### REQUIRED WORK:
Here are some records. Copy each one exactly.

### TASK MATERIAL:
********************

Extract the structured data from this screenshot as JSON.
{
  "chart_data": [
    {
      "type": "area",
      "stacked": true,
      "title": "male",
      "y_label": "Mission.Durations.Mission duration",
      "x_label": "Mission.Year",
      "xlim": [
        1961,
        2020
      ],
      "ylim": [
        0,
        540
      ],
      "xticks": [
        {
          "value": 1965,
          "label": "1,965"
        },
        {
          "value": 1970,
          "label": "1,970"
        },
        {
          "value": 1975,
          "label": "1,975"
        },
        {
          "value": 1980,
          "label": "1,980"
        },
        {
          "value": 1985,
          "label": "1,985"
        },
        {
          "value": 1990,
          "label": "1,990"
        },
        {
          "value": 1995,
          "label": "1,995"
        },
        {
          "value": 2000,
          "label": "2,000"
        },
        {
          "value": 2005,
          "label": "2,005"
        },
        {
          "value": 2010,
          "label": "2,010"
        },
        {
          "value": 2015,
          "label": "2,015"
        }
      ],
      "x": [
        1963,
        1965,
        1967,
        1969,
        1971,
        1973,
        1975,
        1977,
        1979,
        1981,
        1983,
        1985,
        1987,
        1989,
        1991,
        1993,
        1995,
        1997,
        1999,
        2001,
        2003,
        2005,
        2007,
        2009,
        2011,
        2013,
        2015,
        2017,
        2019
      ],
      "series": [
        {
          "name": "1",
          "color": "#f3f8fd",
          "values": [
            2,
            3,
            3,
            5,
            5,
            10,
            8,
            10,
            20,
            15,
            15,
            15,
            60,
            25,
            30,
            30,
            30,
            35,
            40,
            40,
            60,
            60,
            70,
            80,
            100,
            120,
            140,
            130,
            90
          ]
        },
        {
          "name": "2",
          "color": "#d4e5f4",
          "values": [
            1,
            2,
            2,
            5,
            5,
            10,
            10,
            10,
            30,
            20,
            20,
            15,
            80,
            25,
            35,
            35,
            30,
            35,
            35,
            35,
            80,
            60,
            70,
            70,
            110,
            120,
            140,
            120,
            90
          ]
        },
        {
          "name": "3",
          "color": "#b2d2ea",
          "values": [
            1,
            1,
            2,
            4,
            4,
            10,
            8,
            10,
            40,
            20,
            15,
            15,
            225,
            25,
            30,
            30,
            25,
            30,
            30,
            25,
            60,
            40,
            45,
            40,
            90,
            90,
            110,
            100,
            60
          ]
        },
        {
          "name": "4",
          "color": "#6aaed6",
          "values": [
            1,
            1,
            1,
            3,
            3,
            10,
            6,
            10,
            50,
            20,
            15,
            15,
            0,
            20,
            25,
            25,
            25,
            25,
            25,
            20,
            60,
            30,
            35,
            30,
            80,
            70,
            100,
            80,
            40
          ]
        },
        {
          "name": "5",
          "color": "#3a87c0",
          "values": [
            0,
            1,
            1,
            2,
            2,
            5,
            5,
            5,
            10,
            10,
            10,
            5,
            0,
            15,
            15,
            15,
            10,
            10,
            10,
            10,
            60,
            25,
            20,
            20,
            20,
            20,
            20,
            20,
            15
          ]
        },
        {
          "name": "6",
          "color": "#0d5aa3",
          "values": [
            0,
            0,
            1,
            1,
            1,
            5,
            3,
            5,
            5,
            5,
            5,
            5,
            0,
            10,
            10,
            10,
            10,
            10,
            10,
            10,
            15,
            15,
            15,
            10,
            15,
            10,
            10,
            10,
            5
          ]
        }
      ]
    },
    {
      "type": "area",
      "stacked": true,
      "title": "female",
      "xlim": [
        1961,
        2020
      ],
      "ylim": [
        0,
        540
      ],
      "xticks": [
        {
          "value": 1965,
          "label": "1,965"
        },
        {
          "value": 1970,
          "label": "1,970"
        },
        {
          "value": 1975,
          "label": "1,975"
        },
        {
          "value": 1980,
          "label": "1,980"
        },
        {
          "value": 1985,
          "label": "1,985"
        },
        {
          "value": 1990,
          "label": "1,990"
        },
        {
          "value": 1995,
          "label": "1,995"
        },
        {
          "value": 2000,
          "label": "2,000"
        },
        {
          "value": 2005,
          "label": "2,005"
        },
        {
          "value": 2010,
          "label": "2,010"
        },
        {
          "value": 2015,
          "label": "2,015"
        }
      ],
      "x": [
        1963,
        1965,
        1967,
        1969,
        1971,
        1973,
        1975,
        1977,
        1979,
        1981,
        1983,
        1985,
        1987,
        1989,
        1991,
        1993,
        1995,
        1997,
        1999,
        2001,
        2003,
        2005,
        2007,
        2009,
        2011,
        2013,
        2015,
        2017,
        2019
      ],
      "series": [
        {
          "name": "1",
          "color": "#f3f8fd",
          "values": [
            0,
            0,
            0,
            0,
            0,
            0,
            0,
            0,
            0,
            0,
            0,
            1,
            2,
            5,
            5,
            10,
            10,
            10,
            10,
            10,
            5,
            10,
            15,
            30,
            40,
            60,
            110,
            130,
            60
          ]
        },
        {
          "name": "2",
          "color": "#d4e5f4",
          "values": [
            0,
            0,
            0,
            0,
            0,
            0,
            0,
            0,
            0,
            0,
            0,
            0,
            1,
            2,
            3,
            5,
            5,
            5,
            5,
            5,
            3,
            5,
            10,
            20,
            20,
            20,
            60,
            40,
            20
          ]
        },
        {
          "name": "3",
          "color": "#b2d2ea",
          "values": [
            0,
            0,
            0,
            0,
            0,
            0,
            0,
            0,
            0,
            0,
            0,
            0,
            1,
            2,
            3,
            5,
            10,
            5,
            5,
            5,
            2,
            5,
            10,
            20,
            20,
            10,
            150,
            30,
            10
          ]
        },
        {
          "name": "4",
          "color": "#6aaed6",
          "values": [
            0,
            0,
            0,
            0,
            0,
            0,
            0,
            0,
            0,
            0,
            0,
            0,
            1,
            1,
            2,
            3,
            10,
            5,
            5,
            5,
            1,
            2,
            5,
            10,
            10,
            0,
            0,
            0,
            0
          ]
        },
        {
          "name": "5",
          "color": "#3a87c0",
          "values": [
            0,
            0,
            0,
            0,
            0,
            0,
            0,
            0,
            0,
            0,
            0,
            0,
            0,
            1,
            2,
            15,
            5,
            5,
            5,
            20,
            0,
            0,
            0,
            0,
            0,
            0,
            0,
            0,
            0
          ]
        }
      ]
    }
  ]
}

********************

### CORRECT ANSWER:
Extract the structured data from this screenshot as JSON.
{
  "chart_data": [
    {
      "type": "area",
      "stacked": true,
      "title": "male",
      "y_label": "Mission.Durations.Mission duration",
      "x_label": "Mission.Year",
      "xlim": [
        1961,
        2020
      ],
      "ylim": [
        0,
        540
      ],
      "xticks": [
        {
          "value": 1965,
          "label": "1,965"
        },
        {
          "value": 1970,
          "label": "1,970"
        },
        {
          "value": 1975,
          "label": "1,975"
        },
        {
          "value": 1980,
          "label": "1,980"
        },
        {
          "value": 1985,
          "label": "1,985"
        },
        {
          "value": 1990,
          "label": "1,990"
        },
        {
          "value": 1995,
          "label": "1,995"
        },
        {
          "value": 2000,
          "label": "2,000"
        },
        {
          "value": 2005,
          "label": "2,005"
        },
        {
          "value": 2010,
          "label": "2,010"
        },
        {
          "value": 2015,
          "label": "2,015"
        }
      ],
      "x": [
        1963,
        1965,
        1967,
        1969,
        1971,
        1973,
        1975,
        1977,
        1979,
        1981,
        1983,
        1985,
        1987,
        1989,
        1991,
        1993,
        1995,
        1997,
        1999,
        2001,
        2003,
        2005,
        2007,
        2009,
        2011,
        2013,
        2015,
        2017,
        2019
      ],
      "series": [
        {
          "name": "1",
          "color": "#f3f8fd",
          "values": [
            2,
            3,
            3,
            5,
            5,
            10,
            8,
            10,
            20,
            15,
            15,
            15,
            60,
            25,
            30,
            30,
            30,
            35,
            40,
            40,
            60,
            60,
            70,
            80,
            100,
            120,
            140,
            130,
            90
          ]
        },
        {
          "name": "2",
          "color": "#d4e5f4",
          "values": [
            1,
            2,
            2,
            5,
            5,
            10,
            10,
            10,
            30,
            20,
            20,
            15,
            80,
            25,
            35,
            35,
            30,
            35,
            35,
            35,
            80,
            60,
            70,
            70,
            110,
            120,
            140,
            120,
            90
          ]
        },
        {
          "name": "3",
          "color": "#b2d2ea",
          "values": [
            1,
            1,
            2,
            4,
            4,
            10,
            8,
            10,
            40,
            20,
            15,
            15,
            225,
            25,
            30,
            30,
            25,
            30,
            30,
            25,
            60,
            40,
            45,
            40,
            90,
            90,
            110,
            100,
            60
          ]
        },
        {
          "name": "4",
          "color": "#6aaed6",
          "values": [
            1,
            1,
            1,
            3,
            3,
            10,
            6,
            10,
            50,
            20,
            15,
            15,
            0,
            20,
            25,
            25,
            25,
            25,
            25,
            20,
            60,
            30,
            35,
            30,
            80,
            70,
            100,
            80,
            40
          ]
        },
        {
          "name": "5",
          "color": "#3a87c0",
          "values": [
            0,
            1,
            1,
            2,
            2,
            5,
            5,
            5,
            10,
            10,
            10,
            5,
            0,
            15,
            15,
            15,
            10,
            10,
            10,
            10,
            60,
            25,
            20,
            20,
            20,
            20,
            20,
            20,
            15
          ]
        },
        {
          "name": "6",
          "color": "#0d5aa3",
          "values": [
            0,
            0,
            1,
            1,
            1,
            5,
            3,
            5,
            5,
            5,
            5,
            5,
            0,
            10,
            10,
            10,
            10,
            10,
            10,
            10,
            15,
            15,
            15,
            10,
            15,
            10,
            10,
            10,
            5
          ]
        }
      ]
    },
    {
      "type": "area",
      "stacked": true,
      "title": "female",
      "xlim": [
        1961,
        2020
      ],
      "ylim": [
        0,
        540
      ],
      "xticks": [
        {
          "value": 1965,
          "label": "1,965"
        },
        {
          "value": 1970,
          "label": "1,970"
        },
        {
          "value": 1975,
          "label": "1,975"
        },
        {
          "value": 1980,
          "label": "1,980"
        },
        {
          "value": 1985,
          "label": "1,985"
        },
        {
          "value": 1990,
          "label": "1,990"
        },
        {
          "value": 1995,
          "label": "1,995"
        },
        {
          "value": 2000,
          "label": "2,000"
        },
        {
          "value": 2005,
          "label": "2,005"
        },
        {
          "value": 2010,
          "label": "2,010"
        },
        {
          "value": 2015,
          "label": "2,015"
        }
      ],
      "x": [
        1963,
        1965,
        1967,
        1969,
        1971,
        1973,
        1975,
        1977,
        1979,
        1981,
        1983,
        1985,
        1987,
        1989,
        1991,
        1993,
        1995,
        1997,
        1999,
        2001,
        2003,
        2005,
        2007,
        2009,
        2011,
        2013,
        2015,
        2017,
        2019
      ],
      "series": [
        {
          "name": "1",
          "color": "#f3f8fd",
          "values": [
            0,
            0,
            0,
            0,
            0,
            0,
            0,
            0,
            0,
            0,
            0,
            1,
            2,
            5,
            5,
            10,
            10,
            10,
            10,
            10,
            5,
            10,
            15,
            30,
            40,
            60,
            110,
            130,
            60
          ]
        },
        {
          "name": "2",
          "color": "#d4e5f4",
          "values": [
            0,
            0,
            0,
            0,
            0,
            0,
            0,
            0,
            0,
            0,
            0,
            0,
            1,
            2,
            3,
            5,
            5,
            5,
            5,
            5,
            3,
            5,
            10,
            20,
            20,
            20,
            60,
            40,
            20
          ]
        },
        {
          "name": "3",
          "color": "#b2d2ea",
          "values": [
            0,
            0,
            0,
            0,
            0,
            0,
            0,
            0,
            0,
            0,
            0,
            0,
            1,
            2,
            3,
            5,
            10,
            5,
            5,
            5,
            2,
            5,
            10,
            20,
            20,
            10,
            150,
            30,
            10
          ]
        },
        {
          "name": "4",
          "color": "#6aaed6",
          "values": [
            0,
            0,
            0,
            0,
            0,
            0,
            0,
            0,
            0,
            0,
            0,
            0,
            1,
            1,
            2,
            3,
            10,
            5,
            5,
            5,
            1,
            2,
            5,
            10,
            10,
            0,
            0,
            0,
            0
          ]
        },
        {
          "name": "5",
          "color": "#3a87c0",
          "values": [
            0,
            0,
            0,
            0,
            0,
            0,
            0,
            0,
            0,
            0,
            0,
            0,
            0,
            1,
            2,
            15,
            5,
            5,
            5,
            20,
            0,
            0,
            0,
            0,
            0,
            0,
            0,
            0,
            0
          ]
        }
      ]
    }
  ]
}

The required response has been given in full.